┌──

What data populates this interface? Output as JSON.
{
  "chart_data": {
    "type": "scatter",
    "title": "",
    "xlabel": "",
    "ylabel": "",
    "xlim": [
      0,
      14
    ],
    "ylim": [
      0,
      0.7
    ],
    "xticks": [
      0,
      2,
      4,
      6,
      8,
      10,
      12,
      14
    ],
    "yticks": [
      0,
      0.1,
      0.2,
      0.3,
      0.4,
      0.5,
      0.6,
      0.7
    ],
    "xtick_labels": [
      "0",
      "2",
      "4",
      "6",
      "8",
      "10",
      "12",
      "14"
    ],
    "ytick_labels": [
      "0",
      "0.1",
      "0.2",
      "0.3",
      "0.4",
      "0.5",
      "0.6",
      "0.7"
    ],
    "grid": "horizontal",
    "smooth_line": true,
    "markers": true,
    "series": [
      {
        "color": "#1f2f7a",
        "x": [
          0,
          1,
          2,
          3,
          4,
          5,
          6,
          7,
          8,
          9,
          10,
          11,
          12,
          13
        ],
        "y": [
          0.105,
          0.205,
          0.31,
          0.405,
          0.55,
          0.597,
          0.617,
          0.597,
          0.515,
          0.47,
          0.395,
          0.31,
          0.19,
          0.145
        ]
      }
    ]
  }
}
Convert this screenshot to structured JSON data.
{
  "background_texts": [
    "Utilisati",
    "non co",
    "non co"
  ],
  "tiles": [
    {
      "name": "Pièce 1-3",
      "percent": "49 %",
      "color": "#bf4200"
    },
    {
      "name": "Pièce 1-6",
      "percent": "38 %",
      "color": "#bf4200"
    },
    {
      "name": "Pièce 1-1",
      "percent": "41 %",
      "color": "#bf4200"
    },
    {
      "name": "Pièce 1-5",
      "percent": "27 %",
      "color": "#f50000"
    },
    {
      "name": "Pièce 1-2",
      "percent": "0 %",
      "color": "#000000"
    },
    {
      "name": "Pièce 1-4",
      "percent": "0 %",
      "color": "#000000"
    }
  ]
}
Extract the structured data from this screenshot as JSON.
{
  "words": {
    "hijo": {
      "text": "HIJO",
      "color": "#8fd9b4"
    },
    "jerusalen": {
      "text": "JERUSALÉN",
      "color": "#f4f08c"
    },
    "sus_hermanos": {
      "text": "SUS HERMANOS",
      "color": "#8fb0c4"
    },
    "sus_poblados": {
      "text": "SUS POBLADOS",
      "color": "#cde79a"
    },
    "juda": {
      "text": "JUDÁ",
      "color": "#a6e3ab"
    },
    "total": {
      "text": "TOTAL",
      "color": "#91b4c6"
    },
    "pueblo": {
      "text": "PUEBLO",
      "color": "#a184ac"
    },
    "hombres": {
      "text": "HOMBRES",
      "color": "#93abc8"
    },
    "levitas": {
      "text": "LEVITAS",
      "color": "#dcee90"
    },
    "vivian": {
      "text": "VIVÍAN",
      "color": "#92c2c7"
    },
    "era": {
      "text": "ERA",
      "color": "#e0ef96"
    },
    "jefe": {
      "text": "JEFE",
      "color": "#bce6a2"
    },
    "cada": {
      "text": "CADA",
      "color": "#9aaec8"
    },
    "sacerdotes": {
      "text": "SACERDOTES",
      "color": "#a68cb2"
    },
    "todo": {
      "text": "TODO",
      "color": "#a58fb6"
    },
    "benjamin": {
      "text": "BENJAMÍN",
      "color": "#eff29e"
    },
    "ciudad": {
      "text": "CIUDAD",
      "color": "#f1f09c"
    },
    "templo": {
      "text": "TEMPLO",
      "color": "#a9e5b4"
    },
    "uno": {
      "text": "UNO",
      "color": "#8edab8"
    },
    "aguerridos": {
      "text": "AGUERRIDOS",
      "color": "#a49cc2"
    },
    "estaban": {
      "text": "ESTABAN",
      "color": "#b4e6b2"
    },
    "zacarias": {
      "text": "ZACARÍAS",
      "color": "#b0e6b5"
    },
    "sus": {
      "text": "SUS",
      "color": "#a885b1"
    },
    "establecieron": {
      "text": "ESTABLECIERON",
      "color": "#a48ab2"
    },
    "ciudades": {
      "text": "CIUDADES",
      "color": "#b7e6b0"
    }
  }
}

└──
┌──

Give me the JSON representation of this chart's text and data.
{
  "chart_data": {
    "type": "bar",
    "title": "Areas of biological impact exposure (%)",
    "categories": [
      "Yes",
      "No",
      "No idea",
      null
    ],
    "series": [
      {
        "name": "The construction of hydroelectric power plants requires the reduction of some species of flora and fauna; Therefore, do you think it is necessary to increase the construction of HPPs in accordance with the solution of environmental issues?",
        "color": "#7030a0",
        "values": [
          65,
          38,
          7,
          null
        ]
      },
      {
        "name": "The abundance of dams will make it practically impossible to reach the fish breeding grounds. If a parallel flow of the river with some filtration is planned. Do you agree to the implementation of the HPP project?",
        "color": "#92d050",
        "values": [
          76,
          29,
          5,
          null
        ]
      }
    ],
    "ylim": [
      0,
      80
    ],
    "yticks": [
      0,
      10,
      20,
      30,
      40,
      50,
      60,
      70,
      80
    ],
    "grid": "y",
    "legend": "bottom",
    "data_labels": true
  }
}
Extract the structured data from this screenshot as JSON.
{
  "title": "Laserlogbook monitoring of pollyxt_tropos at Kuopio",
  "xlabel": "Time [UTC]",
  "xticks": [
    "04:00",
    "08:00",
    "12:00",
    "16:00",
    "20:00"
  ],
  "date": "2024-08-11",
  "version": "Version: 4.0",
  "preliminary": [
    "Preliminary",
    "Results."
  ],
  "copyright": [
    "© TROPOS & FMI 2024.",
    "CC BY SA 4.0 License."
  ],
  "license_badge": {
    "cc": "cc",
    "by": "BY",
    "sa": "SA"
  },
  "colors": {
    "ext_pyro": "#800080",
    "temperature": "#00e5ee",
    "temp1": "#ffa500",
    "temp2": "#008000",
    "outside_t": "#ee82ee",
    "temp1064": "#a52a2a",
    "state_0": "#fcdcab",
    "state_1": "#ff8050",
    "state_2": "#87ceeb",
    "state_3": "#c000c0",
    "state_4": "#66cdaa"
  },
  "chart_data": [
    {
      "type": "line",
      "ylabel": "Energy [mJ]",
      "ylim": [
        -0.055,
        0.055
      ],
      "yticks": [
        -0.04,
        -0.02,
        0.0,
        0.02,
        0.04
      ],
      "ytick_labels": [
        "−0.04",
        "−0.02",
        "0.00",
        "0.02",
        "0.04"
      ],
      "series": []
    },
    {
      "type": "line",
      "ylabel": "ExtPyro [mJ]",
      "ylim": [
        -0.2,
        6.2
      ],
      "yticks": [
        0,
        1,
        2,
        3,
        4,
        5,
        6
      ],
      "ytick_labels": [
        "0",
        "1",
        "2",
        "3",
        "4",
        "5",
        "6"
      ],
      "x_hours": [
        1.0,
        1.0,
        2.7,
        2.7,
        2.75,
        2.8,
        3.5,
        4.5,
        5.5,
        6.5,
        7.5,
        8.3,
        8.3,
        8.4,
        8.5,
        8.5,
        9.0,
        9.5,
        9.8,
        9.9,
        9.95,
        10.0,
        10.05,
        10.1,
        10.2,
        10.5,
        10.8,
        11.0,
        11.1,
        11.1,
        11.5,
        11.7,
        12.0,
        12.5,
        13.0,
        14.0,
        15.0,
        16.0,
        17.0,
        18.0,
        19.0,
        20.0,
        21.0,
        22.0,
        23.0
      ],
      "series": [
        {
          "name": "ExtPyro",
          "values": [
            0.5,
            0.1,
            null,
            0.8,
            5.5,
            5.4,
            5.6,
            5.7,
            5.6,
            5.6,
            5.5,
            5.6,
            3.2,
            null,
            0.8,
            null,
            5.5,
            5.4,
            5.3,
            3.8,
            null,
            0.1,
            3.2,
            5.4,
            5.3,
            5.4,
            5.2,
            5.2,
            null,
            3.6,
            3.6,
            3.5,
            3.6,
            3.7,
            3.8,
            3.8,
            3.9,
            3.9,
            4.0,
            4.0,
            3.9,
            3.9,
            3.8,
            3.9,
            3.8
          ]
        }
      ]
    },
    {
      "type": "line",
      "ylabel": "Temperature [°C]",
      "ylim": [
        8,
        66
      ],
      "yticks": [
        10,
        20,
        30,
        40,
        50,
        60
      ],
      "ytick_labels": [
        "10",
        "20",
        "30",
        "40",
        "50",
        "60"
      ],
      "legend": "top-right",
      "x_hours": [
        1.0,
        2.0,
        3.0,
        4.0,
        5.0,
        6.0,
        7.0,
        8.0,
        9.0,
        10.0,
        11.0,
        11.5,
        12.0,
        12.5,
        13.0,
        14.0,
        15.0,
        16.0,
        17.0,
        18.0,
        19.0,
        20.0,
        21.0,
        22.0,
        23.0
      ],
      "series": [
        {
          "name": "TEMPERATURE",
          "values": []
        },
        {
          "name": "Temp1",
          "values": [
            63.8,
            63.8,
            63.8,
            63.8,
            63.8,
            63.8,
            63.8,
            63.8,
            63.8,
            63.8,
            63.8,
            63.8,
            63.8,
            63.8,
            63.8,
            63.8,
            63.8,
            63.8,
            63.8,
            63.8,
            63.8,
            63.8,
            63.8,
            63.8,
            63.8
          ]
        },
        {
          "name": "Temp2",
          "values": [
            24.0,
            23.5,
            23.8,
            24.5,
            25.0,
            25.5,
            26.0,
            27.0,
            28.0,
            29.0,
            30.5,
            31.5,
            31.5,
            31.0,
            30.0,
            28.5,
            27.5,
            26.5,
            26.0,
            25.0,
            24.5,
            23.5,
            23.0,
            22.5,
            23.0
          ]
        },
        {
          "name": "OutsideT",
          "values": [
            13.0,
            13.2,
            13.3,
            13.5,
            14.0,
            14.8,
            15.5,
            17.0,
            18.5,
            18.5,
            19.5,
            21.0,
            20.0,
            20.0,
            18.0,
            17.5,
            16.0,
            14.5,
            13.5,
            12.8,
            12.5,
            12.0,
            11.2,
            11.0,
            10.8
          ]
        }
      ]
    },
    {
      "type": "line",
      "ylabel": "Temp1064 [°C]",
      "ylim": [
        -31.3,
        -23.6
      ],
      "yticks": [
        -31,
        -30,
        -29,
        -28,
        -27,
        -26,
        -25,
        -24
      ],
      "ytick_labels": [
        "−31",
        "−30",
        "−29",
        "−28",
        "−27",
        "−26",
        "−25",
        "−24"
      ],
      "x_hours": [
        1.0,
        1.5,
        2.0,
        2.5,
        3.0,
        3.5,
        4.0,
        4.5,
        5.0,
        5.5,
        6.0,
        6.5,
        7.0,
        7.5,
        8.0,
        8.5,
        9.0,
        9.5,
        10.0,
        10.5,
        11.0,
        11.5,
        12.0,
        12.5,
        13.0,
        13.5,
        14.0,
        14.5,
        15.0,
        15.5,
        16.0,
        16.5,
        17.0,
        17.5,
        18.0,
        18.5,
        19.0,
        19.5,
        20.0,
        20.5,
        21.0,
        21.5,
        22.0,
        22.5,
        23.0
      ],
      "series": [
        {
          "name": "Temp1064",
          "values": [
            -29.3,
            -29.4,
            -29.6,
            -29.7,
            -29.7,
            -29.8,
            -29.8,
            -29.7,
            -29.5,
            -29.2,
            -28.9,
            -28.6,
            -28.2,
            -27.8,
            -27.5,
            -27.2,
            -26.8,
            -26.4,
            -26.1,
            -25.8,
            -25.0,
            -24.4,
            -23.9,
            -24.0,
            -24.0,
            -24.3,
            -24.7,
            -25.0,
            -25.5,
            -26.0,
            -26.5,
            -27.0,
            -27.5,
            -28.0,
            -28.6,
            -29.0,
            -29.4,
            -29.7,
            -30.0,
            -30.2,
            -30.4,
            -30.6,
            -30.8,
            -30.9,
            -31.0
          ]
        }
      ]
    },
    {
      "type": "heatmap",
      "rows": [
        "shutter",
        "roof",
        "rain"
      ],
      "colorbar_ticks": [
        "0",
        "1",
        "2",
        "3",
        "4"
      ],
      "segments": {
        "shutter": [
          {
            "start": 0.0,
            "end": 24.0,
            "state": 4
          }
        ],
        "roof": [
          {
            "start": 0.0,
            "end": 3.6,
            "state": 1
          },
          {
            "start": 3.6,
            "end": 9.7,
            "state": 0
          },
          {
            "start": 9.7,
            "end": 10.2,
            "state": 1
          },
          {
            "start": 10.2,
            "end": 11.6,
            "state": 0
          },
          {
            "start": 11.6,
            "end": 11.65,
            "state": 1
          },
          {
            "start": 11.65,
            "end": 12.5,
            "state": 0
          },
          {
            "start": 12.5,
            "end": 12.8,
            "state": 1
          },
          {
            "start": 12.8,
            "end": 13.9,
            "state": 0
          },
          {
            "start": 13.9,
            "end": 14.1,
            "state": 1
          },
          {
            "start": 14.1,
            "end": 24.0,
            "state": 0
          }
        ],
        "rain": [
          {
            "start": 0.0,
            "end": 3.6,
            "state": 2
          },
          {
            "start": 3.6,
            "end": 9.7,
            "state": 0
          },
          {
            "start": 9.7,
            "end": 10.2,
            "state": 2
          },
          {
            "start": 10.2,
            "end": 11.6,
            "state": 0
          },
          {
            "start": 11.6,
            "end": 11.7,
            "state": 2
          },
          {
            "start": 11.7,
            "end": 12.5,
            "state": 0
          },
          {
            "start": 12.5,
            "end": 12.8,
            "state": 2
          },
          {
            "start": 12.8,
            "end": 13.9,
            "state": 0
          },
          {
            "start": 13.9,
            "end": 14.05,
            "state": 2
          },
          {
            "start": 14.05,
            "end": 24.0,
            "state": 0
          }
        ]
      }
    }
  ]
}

└──
┌──

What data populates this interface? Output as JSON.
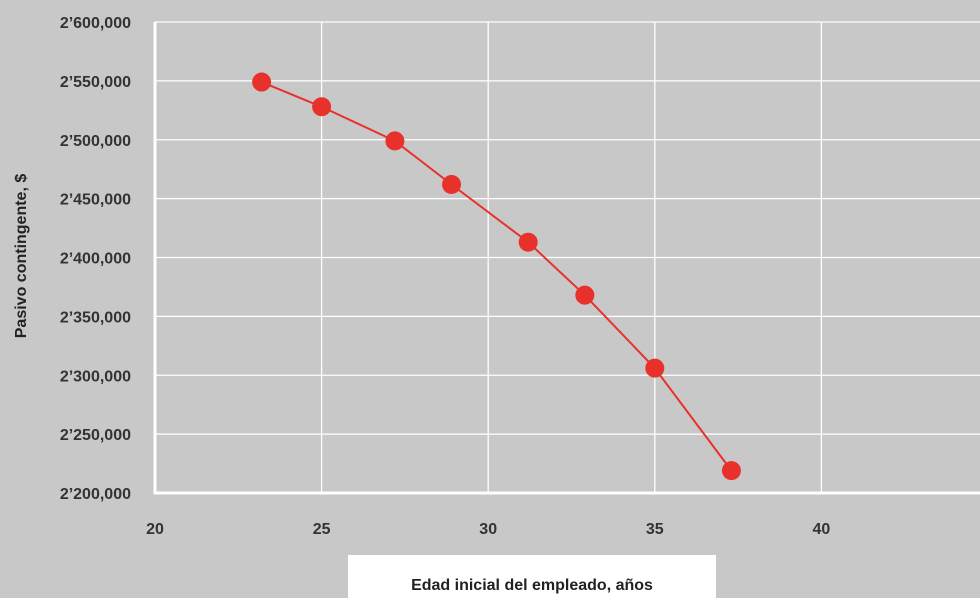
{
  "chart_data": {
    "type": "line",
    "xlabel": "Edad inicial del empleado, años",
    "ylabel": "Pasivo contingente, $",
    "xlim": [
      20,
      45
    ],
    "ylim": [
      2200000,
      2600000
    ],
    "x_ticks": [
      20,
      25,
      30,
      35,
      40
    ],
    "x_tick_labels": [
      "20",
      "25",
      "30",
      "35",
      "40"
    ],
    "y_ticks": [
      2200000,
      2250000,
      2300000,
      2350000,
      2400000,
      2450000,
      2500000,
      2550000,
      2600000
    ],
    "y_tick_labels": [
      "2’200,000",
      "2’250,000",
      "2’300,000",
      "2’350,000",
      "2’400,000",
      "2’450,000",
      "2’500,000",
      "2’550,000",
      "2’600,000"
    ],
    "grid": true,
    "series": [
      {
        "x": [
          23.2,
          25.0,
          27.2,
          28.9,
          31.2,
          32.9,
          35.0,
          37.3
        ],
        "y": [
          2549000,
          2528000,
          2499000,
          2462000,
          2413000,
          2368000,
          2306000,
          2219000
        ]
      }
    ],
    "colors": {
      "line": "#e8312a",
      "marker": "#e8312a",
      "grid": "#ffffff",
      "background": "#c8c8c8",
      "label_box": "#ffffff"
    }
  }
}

└──

Using the material above, gather every line that includes "xlabel".

    "xlabel": "",
  "xlabel": "Time [UTC]",
    "xlabel": "Edad inicial del empleado, años",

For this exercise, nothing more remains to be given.